• Work required: Go through the listing from its first line to the line containing "decorative-line: [852, 835, 1669, 836]", both included, and rename "Treky" to "Summit" wherever it appears, leaving the rest of those lines unchanged.

• The data:

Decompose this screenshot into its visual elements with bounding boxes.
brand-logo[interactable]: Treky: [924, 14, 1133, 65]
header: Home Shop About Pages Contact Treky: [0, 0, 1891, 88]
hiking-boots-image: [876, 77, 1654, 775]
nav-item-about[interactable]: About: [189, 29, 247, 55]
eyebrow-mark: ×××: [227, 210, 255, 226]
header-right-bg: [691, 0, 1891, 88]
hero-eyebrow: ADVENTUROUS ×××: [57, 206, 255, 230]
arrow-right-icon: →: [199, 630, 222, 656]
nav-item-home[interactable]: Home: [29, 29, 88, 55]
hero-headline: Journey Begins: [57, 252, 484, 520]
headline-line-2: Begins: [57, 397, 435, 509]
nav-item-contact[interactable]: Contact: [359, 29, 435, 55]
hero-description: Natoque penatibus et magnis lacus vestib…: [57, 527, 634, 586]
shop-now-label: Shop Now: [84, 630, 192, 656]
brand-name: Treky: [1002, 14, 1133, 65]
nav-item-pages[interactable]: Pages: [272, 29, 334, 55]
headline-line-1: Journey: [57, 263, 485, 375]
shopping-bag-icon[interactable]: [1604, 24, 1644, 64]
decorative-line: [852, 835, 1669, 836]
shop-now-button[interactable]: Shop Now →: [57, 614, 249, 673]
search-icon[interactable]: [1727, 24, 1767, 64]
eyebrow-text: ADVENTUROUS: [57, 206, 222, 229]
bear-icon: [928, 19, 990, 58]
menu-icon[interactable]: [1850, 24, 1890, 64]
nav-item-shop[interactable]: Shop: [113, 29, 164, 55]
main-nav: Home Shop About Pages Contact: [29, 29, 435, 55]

• Correct result:
Decompose this screenshot into its visual elements with bounding boxes.
brand-logo[interactable]: Summit: [924, 14, 1133, 65]
header: Home Shop About Pages Contact Summit: [0, 0, 1891, 88]
hiking-boots-image: [876, 77, 1654, 775]
nav-item-about[interactable]: About: [189, 29, 247, 55]
eyebrow-mark: ×××: [227, 210, 255, 226]
header-right-bg: [691, 0, 1891, 88]
hero-eyebrow: ADVENTUROUS ×××: [57, 206, 255, 230]
arrow-right-icon: →: [199, 630, 222, 656]
nav-item-home[interactable]: Home: [29, 29, 88, 55]
hero-headline: Journey Begins: [57, 252, 484, 520]
headline-line-2: Begins: [57, 397, 435, 509]
nav-item-contact[interactable]: Contact: [359, 29, 435, 55]
hero-description: Natoque penatibus et magnis lacus vestib…: [57, 527, 634, 586]
shop-now-label: Shop Now: [84, 630, 192, 656]
brand-name: Summit: [1002, 14, 1133, 65]
nav-item-pages[interactable]: Pages: [272, 29, 334, 55]
headline-line-1: Journey: [57, 263, 485, 375]
shopping-bag-icon[interactable]: [1604, 24, 1644, 64]
decorative-line: [852, 835, 1669, 836]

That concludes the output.